◆ EXERCISE OBJECTIVE ◆
Return exactly the span of lines that opens with the line containing "Parse this screenshot: output" and closes with the last line of the data, inclusive.

══ SUPPLIED MATERIAL ══

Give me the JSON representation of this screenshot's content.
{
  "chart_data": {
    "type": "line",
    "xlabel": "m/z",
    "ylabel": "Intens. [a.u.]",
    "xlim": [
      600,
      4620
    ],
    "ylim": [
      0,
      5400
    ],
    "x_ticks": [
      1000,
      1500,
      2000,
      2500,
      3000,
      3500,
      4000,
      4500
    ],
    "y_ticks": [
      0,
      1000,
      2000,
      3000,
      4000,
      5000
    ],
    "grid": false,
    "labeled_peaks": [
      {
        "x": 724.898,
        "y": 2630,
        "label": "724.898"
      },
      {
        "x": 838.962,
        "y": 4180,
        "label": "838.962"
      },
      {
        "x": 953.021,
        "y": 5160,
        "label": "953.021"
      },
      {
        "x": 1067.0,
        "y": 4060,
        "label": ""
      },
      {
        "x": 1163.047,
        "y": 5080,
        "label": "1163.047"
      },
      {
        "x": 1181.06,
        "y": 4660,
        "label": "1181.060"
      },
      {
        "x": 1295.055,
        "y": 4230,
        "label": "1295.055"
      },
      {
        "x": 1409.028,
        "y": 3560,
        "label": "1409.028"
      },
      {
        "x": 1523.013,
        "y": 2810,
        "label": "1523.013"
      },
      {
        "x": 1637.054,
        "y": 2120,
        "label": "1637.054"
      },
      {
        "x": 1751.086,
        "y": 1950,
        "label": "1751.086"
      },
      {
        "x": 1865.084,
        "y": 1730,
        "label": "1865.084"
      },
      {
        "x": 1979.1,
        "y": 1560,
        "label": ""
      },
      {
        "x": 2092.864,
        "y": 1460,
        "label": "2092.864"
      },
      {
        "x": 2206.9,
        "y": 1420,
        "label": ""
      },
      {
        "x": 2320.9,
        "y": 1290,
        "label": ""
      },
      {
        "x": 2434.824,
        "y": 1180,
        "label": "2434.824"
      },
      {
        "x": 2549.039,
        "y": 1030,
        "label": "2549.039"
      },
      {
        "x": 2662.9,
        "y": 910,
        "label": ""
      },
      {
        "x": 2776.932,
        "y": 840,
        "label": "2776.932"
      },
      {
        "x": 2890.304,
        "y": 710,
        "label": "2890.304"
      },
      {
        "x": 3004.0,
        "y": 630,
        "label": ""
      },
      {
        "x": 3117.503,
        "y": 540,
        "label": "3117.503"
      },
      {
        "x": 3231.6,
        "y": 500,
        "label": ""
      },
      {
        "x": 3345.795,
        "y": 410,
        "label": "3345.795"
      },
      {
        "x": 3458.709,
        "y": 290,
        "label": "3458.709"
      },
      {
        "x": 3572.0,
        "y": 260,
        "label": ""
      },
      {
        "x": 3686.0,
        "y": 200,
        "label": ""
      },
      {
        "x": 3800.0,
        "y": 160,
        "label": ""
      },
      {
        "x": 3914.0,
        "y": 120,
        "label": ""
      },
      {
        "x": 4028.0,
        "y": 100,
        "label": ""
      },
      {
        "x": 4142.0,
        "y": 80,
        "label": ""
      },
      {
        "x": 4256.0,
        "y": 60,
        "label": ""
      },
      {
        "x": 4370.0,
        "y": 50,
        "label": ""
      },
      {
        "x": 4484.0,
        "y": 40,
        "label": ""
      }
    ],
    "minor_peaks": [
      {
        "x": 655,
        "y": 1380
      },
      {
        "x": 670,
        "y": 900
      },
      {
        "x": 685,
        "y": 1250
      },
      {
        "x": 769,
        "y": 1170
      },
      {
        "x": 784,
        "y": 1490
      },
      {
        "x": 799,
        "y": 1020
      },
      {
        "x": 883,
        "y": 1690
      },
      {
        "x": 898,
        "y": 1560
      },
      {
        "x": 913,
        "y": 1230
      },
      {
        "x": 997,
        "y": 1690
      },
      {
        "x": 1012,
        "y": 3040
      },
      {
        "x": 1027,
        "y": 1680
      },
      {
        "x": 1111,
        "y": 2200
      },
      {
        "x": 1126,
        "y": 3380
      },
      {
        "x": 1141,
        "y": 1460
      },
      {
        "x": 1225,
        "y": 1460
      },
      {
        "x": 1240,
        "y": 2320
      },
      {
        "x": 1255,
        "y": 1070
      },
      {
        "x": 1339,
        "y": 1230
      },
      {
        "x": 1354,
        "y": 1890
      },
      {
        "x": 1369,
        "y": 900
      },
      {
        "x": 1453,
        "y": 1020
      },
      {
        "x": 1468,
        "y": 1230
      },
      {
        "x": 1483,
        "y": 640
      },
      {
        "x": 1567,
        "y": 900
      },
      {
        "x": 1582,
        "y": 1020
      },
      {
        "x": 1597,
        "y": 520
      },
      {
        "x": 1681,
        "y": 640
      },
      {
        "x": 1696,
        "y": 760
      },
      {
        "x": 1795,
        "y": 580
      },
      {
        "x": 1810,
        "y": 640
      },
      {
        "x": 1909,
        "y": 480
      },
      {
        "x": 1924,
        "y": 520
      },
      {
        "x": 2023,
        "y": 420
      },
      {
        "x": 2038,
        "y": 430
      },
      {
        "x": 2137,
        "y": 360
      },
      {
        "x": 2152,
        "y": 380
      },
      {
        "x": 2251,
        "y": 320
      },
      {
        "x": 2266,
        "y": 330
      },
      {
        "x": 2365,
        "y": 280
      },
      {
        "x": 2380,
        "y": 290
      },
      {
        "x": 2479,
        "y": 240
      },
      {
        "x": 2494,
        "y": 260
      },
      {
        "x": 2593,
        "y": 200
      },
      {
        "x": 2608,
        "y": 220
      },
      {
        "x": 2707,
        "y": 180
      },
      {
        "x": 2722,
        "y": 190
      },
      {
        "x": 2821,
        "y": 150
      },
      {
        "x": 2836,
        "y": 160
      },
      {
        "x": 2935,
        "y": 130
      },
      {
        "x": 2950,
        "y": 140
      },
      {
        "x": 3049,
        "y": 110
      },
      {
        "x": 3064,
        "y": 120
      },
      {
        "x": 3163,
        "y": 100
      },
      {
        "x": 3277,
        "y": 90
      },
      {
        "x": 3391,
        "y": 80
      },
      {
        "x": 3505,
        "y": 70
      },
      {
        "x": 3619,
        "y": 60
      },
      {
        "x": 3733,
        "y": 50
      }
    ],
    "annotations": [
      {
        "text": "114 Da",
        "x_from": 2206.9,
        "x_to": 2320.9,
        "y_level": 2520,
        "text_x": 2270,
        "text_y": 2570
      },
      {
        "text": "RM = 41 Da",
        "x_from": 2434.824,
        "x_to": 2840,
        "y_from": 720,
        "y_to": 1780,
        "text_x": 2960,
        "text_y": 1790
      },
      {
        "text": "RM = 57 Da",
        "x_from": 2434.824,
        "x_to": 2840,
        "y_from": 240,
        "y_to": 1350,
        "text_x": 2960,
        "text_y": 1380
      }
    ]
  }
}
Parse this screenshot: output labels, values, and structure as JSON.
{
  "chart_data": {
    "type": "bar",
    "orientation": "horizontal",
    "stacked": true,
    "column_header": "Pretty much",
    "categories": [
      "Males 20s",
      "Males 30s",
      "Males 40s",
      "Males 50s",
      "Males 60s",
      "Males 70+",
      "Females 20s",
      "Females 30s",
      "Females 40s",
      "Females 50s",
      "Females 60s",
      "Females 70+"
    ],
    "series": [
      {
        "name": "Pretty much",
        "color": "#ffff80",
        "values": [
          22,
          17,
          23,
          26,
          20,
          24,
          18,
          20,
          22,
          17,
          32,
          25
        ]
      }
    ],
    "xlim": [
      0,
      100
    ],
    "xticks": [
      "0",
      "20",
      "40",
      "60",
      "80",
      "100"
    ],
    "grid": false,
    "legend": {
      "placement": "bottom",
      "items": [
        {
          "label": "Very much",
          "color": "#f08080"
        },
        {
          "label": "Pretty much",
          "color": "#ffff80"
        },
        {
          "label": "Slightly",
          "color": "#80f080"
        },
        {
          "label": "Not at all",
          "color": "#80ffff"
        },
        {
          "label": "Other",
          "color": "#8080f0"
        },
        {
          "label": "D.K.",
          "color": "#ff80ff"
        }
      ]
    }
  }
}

═══

◆ WRITTEN ANSWER ◆
Parse this screenshot: output labels, values, and structure as JSON.
{
  "chart_data": {
    "type": "bar",
    "orientation": "horizontal",
    "stacked": true,
    "column_header": "Pretty much",
    "categories": [
      "Males 20s",
      "Males 30s",
      "Males 40s",
      "Males 50s",
      "Males 60s",
      "Males 70+",
      "Females 20s",
      "Females 30s",
      "Females 40s",
      "Females 50s",
      "Females 60s",
      "Females 70+"
    ],
    "series": [
      {
        "name": "Pretty much",
        "color": "#ffff80",
        "values": [
          22,
          17,
          23,
          26,
          20,
          24,
          18,
          20,
          22,
          17,
          32,
          25
        ]
      }
    ],
    "xlim": [
      0,
      100
    ],
    "xticks": [
      "0",
      "20",
      "40",
      "60",
      "80",
      "100"
    ],
    "grid": false,
    "legend": {
      "placement": "bottom",
      "items": [
        {
          "label": "Very much",
          "color": "#f08080"
        },
        {
          "label": "Pretty much",
          "color": "#ffff80"
        },
        {
          "label": "Slightly",
          "color": "#80f080"
        },
        {
          "label": "Not at all",
          "color": "#80ffff"
        },
        {
          "label": "Other",
          "color": "#8080f0"
        },
        {
          "label": "D.K.",
          "color": "#ff80ff"
        }
      ]
    }
  }
}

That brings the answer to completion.